**O que fazer**
Retorne, sem nenhuma alteração, o trecho da entrevista sobre transporte por ônibus que começa em "Vamos colocar mais" e termina em "investir em formação.".

A indústria tem capacidade de entrega, há energia para comprarmos, mas a distribuição ainda é falha. A decisão de proibir a compra de ônibus a diesel foi precipitada. Mas ainda dá tempo de corrigir, de permitir uma quantidade de ônibus Euro 6, que polui bem menos que o Euro 5. Ainda existem modelos Euro 4 rodando em São Paulo! E se o biometano realmente funcionar, esses modelos Euro 6 poderão rodar com ele. Seria necessário só trocar o motor.
TECHNIBUS – E a questão do seu engajamento para haver uma maior participação de mulheres no setor?
Niege Chaves – Eu sempre repito que, quando comecei a trabalhar com transporte, havia poucas mulheres no setor e procurei descobrir onde havia empresárias e profissionais de ônibus para entrar em contato com elas e para aprender mais sobre a atuação dessas mulheres. Comecei a ver que a maioria estava no administrativo ou no financeiro.
Eu já gostava da operação, não de ficar no escritório. Gostava de conversar com o pessoal do sindicato, de fazer as negociações. E, com o tempo, começaram a surgir mulheres nas áreas operacionais, de manutenção. Acho que não é uma questão de gênero, mas de fazer o que a pessoa gosta e tem vocação. Sendo um pouco subjetiva, acredito que a mulher é mais cuidadosa, tem mais paciência de ouvir e conversar, até pelo instinto materno.
E acredito que estamos em um momento de o sistema de transporte se reinventar. Sempre tive muita vontade de aproximar essas mulheres que atuam no setor. E encontrei a Luciana Herszkowicz e promovemos o primeiro encontro “Elas no Transporte”, que foi um sucesso. Vieram mulheres do Brasil todo. A MobiBrasil está de portas abertas para receber as mulheres que quiserem fazer estágio, que quiserem trocar experiências.
Vamos colocar mais mulheres no setor. E temos que atrair as novas gerações de empresários, para utilizar as novas tecnologias e as inovações que surgem todos os dias. Já tenho 30% de motoristas mulheres na MobiBrasil e minha meta, até o final do ano, é chegar a 35%, quero crescer cinco pontos percentuais. Ou seja, preciso colocar 140 mulheres motoristas por ano. É um desafio grande, mas estamos dando conta. A falta de motoristas é um grande problema para o transporte, e também queremos investir em formação.
TECHNIBUS – E quanto à tecnologia? Você sempre foi uma entusiasta da inovação?

**Informações extraídas**
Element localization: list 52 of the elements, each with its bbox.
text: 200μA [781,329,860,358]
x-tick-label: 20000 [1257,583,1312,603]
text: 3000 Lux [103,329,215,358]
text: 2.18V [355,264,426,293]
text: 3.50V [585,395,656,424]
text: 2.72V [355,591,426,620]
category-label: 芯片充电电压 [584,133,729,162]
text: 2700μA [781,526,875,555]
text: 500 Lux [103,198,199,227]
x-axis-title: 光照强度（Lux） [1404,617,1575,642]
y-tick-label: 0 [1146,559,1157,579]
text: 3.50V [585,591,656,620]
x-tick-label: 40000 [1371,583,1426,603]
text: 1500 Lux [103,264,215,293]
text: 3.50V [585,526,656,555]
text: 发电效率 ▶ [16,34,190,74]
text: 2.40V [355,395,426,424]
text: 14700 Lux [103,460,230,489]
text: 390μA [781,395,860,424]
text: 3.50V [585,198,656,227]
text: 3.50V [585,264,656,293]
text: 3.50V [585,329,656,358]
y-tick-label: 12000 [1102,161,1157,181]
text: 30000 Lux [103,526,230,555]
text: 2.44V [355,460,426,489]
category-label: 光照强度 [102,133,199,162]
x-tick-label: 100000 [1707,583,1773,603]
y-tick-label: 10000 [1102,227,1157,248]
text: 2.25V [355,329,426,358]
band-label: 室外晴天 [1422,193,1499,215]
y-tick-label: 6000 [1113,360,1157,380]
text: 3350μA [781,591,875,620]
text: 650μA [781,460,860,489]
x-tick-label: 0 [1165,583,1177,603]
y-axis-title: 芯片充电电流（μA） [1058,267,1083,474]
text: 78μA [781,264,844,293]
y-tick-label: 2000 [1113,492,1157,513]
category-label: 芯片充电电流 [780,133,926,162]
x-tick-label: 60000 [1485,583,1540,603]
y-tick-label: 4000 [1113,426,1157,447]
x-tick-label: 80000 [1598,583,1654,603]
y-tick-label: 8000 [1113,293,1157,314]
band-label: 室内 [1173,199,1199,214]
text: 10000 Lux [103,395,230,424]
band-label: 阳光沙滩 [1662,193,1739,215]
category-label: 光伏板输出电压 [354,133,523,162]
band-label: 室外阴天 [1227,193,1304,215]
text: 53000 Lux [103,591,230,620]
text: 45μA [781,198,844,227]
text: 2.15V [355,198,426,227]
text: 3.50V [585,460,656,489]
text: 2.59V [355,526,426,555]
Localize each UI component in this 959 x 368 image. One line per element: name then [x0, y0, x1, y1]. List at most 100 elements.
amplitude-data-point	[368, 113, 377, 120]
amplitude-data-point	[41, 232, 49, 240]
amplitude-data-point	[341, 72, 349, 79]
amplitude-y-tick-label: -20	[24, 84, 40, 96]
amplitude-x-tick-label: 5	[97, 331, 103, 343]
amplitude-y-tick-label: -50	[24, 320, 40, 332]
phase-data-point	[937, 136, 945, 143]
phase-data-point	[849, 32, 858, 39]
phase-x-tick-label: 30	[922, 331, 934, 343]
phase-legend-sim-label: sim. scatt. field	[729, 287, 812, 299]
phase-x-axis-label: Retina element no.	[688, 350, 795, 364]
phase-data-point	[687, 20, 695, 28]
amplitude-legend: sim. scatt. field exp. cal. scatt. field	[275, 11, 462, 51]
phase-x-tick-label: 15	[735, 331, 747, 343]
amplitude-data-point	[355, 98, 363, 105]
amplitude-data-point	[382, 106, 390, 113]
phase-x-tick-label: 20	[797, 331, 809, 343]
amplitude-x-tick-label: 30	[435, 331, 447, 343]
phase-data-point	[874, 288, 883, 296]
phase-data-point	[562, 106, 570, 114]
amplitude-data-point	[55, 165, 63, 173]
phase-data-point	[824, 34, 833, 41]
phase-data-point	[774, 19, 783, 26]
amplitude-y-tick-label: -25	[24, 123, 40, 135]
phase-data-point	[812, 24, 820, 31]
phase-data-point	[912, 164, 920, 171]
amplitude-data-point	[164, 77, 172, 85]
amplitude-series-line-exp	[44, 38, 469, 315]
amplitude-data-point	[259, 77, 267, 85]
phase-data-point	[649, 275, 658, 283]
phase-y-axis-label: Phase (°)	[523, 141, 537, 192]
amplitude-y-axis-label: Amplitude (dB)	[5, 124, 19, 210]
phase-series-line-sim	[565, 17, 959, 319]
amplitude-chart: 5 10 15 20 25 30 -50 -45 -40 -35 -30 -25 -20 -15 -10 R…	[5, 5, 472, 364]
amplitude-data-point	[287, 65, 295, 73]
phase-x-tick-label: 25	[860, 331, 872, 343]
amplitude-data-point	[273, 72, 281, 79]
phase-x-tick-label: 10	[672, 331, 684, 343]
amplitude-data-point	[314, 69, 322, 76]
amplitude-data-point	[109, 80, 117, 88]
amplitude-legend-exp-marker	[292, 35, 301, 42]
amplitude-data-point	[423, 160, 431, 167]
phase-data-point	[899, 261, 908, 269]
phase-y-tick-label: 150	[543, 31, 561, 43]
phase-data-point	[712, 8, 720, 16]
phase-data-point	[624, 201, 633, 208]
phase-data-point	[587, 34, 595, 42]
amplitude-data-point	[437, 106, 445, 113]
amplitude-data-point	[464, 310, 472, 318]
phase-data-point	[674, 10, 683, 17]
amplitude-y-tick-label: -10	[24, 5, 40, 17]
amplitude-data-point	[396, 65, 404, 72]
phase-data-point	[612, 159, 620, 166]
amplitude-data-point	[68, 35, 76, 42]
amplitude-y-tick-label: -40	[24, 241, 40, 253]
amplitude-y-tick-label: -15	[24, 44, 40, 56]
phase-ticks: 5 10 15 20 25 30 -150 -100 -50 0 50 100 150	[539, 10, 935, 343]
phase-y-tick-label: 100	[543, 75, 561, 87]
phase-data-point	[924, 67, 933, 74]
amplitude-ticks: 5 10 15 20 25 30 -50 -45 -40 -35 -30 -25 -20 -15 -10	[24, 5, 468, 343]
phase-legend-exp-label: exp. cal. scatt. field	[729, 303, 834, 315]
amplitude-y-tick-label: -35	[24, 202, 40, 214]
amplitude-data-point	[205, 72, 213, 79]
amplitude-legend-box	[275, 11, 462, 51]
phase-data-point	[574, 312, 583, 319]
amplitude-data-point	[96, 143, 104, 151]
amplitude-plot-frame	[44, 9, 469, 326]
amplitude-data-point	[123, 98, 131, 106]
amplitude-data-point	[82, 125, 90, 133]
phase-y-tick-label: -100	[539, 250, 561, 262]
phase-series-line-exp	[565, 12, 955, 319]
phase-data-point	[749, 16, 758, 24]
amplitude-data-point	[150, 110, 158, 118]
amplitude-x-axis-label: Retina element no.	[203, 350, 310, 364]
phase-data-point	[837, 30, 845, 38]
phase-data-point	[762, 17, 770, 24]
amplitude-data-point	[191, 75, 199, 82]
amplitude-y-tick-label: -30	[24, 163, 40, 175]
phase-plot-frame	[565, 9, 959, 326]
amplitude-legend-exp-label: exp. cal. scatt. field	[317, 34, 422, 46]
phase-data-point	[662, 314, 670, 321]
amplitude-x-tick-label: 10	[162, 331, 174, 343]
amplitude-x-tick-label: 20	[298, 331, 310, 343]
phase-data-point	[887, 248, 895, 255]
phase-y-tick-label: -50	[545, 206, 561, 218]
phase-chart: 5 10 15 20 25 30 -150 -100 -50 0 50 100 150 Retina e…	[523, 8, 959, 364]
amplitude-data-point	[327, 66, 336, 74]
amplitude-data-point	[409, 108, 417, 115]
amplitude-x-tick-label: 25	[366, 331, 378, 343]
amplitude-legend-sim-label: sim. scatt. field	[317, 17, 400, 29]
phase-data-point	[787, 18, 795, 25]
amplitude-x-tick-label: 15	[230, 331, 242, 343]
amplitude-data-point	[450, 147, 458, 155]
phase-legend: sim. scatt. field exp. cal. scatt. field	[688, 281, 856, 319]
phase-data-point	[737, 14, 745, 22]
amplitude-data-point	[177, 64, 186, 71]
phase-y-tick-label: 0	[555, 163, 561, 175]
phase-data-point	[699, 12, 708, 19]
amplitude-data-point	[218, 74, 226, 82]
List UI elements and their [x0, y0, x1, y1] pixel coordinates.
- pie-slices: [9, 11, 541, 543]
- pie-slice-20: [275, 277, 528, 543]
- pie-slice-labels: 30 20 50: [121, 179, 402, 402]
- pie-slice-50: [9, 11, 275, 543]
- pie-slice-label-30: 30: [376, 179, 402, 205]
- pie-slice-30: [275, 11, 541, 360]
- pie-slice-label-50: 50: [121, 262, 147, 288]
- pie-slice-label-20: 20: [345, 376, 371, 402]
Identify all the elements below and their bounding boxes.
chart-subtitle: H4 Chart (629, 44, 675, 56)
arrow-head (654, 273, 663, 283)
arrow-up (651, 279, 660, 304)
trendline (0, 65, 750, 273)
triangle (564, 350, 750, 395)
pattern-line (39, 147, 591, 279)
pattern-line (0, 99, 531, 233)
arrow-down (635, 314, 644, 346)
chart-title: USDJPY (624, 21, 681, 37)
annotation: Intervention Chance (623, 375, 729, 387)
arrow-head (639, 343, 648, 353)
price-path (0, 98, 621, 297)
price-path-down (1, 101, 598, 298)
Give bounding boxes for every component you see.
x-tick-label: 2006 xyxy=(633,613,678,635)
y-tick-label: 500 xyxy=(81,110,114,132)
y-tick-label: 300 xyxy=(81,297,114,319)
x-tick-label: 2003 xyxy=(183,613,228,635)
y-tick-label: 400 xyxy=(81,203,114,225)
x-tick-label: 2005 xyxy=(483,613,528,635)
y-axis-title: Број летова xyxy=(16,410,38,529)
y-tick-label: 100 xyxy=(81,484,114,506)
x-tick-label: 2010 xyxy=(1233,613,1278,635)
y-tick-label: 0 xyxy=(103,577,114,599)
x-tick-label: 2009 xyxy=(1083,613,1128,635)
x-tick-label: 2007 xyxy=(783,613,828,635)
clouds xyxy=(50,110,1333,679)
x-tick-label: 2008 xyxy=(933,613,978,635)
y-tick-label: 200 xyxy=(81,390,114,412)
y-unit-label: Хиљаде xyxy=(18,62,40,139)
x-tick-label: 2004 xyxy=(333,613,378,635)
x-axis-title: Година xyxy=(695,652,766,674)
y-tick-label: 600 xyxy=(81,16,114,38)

**Resultado da tarefa**
Vamos colocar mais mulheres no setor. E temos que atrair as novas gerações de empresários, para utilizar as novas tecnologias e as inovações que surgem todos os dias. Já tenho 30% de motoristas mulheres na MobiBrasil e minha meta, até o final do ano, é chegar a 35%, quero crescer cinco pontos percentuais. Ou seja, preciso colocar 140 mulheres motoristas por ano. É um desafio grande, mas estamos dando conta. A falta de motoristas é um grande problema para o transporte, e também queremos investir em formação.